* [Instructions for the task]: Return the listing below verbatim. Pictures do not belong in the copy.

* [Records supplied]:
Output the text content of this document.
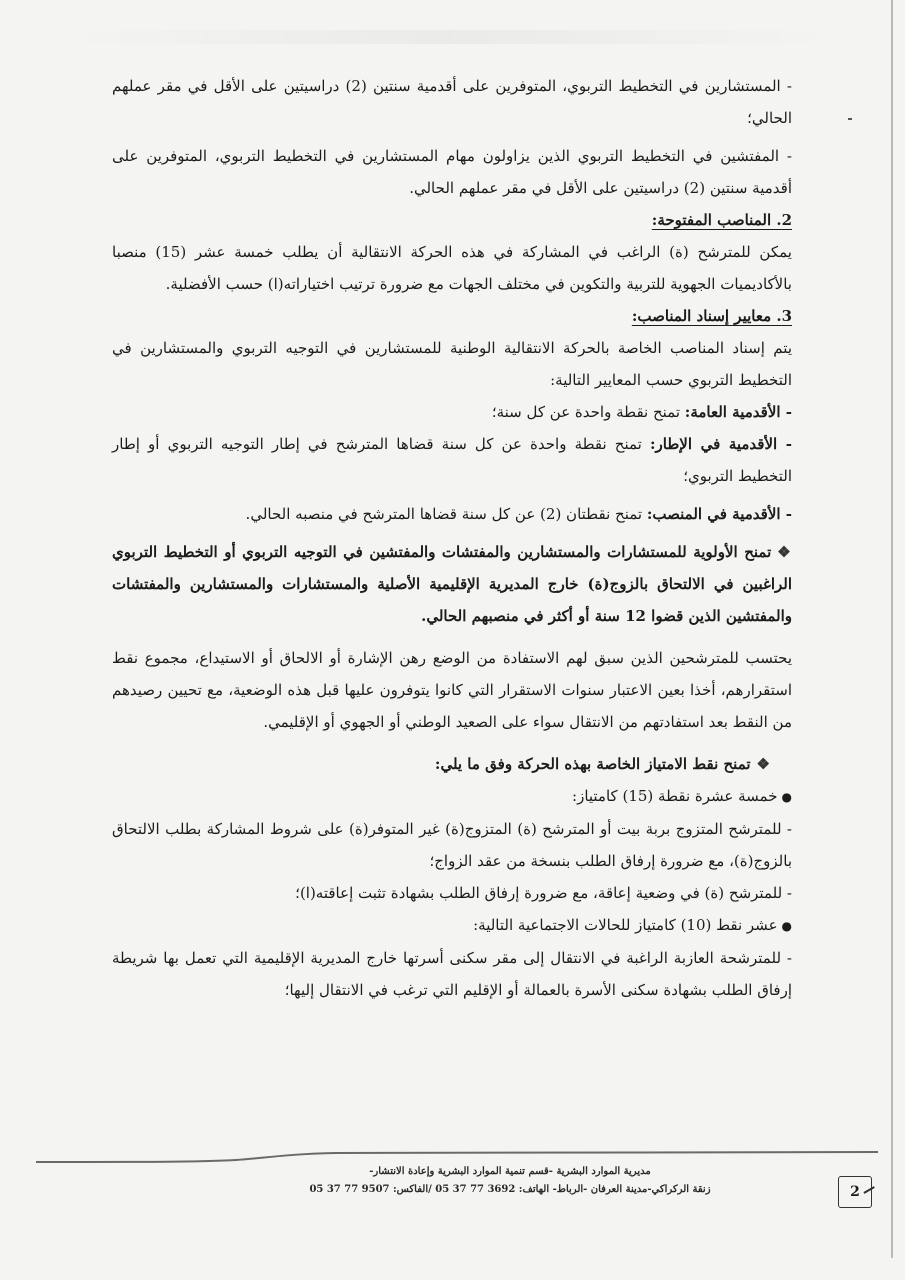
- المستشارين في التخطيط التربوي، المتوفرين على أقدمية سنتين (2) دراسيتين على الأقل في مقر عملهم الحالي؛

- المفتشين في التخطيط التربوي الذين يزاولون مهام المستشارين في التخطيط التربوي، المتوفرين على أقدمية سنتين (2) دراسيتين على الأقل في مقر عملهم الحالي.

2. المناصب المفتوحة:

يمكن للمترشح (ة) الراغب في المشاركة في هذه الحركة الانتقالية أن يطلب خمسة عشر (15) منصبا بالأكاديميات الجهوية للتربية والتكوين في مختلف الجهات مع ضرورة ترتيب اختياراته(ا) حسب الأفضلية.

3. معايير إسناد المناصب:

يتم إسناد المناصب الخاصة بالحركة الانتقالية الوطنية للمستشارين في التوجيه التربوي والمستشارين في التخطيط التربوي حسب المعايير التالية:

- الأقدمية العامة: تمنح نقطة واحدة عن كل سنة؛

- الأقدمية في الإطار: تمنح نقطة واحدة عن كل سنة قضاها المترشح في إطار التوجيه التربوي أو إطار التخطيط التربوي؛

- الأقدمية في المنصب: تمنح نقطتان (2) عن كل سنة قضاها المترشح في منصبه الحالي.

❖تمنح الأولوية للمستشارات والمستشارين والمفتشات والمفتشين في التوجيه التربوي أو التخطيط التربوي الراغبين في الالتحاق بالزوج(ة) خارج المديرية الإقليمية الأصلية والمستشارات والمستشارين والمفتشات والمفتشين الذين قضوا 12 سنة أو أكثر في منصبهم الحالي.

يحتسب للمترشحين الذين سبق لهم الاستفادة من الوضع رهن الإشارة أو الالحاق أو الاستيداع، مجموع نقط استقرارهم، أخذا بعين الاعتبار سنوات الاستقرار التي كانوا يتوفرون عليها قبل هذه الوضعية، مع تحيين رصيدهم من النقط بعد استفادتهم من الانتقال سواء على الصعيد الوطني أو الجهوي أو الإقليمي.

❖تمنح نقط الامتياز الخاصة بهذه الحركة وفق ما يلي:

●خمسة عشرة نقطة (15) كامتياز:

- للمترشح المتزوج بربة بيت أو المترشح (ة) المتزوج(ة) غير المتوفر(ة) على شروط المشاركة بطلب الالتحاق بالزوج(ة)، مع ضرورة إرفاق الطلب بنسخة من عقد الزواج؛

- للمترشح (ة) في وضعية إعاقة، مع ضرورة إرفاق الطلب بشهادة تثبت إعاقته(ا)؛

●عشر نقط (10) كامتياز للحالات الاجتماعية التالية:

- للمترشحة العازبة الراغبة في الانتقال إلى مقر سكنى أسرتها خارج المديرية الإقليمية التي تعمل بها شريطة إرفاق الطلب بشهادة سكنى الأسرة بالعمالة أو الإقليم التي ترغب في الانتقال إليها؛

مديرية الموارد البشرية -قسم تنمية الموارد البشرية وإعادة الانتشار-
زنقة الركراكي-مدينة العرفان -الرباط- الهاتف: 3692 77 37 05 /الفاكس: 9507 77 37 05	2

* [Worked solution]:
Output the text content of this document.
- المستشارين في التخطيط التربوي، المتوفرين على أقدمية سنتين (2) دراسيتين على الأقل في مقر عملهم الحالي؛

- المفتشين في التخطيط التربوي الذين يزاولون مهام المستشارين في التخطيط التربوي، المتوفرين على أقدمية سنتين (2) دراسيتين على الأقل في مقر عملهم الحالي.

2. المناصب المفتوحة:

يمكن للمترشح (ة) الراغب في المشاركة في هذه الحركة الانتقالية أن يطلب خمسة عشر (15) منصبا بالأكاديميات الجهوية للتربية والتكوين في مختلف الجهات مع ضرورة ترتيب اختياراته(ا) حسب الأفضلية.

3. معايير إسناد المناصب:

يتم إسناد المناصب الخاصة بالحركة الانتقالية الوطنية للمستشارين في التوجيه التربوي والمستشارين في التخطيط التربوي حسب المعايير التالية:

- الأقدمية العامة: تمنح نقطة واحدة عن كل سنة؛

- الأقدمية في الإطار: تمنح نقطة واحدة عن كل سنة قضاها المترشح في إطار التوجيه التربوي أو إطار التخطيط التربوي؛

- الأقدمية في المنصب: تمنح نقطتان (2) عن كل سنة قضاها المترشح في منصبه الحالي.

❖تمنح الأولوية للمستشارات والمستشارين والمفتشات والمفتشين في التوجيه التربوي أو التخطيط التربوي الراغبين في الالتحاق بالزوج(ة) خارج المديرية الإقليمية الأصلية والمستشارات والمستشارين والمفتشات والمفتشين الذين قضوا 12 سنة أو أكثر في منصبهم الحالي.

يحتسب للمترشحين الذين سبق لهم الاستفادة من الوضع رهن الإشارة أو الالحاق أو الاستيداع، مجموع نقط استقرارهم، أخذا بعين الاعتبار سنوات الاستقرار التي كانوا يتوفرون عليها قبل هذه الوضعية، مع تحيين رصيدهم من النقط بعد استفادتهم من الانتقال سواء على الصعيد الوطني أو الجهوي أو الإقليمي.

❖تمنح نقط الامتياز الخاصة بهذه الحركة وفق ما يلي:

●خمسة عشرة نقطة (15) كامتياز:

- للمترشح المتزوج بربة بيت أو المترشح (ة) المتزوج(ة) غير المتوفر(ة) على شروط المشاركة بطلب الالتحاق بالزوج(ة)، مع ضرورة إرفاق الطلب بنسخة من عقد الزواج؛

- للمترشح (ة) في وضعية إعاقة، مع ضرورة إرفاق الطلب بشهادة تثبت إعاقته(ا)؛

●عشر نقط (10) كامتياز للحالات الاجتماعية التالية:

- للمترشحة العازبة الراغبة في الانتقال إلى مقر سكنى أسرتها خارج المديرية الإقليمية التي تعمل بها شريطة إرفاق الطلب بشهادة سكنى الأسرة بالعمالة أو الإقليم التي ترغب في الانتقال إليها؛

مديرية الموارد البشرية -قسم تنمية الموارد البشرية وإعادة الانتشار-
زنقة الركراكي-مدينة العرفان -الرباط- الهاتف: 3692 77 37 05 /الفاكس: 9507 77 37 05	2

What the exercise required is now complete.